Exercise goal: Make an exact copy of all the data.

Data for this exercise:
* BEGIN *

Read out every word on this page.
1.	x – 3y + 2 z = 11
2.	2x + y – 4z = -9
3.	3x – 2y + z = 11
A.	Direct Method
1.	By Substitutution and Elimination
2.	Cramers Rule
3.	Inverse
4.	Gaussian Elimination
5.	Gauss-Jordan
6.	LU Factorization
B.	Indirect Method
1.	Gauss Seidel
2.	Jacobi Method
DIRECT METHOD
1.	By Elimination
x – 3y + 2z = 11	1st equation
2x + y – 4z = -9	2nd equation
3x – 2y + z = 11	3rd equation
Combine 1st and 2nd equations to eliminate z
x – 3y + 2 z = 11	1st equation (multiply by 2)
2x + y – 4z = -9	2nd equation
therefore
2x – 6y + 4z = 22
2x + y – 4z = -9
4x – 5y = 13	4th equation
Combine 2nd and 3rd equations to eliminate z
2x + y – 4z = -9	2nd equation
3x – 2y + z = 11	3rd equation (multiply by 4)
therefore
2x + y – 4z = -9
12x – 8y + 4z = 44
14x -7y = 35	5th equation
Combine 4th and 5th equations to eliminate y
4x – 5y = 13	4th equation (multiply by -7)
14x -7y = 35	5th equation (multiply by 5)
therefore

* END *

Output for this task:
Read out every word on this page.
1.	x – 3y + 2 z = 11
2.	2x + y – 4z = -9
3.	3x – 2y + z = 11
A.	Direct Method
1.	By Substitutution and Elimination
2.	Cramers Rule
3.	Inverse
4.	Gaussian Elimination
5.	Gauss-Jordan
6.	LU Factorization
B.	Indirect Method
1.	Gauss Seidel
2.	Jacobi Method
DIRECT METHOD
1.	By Elimination
x – 3y + 2z = 11	1st equation
2x + y – 4z = -9	2nd equation
3x – 2y + z = 11	3rd equation
Combine 1st and 2nd equations to eliminate z
x – 3y + 2 z = 11	1st equation (multiply by 2)
2x + y – 4z = -9	2nd equation
therefore
2x – 6y + 4z = 22
2x + y – 4z = -9
4x – 5y = 13	4th equation
Combine 2nd and 3rd equations to eliminate z
2x + y – 4z = -9	2nd equation
3x – 2y + z = 11	3rd equation (multiply by 4)
therefore
2x + y – 4z = -9
12x – 8y + 4z = 44
14x -7y = 35	5th equation
Combine 4th and 5th equations to eliminate y
4x – 5y = 13	4th equation (multiply by -7)
14x -7y = 35	5th equation (multiply by 5)
therefore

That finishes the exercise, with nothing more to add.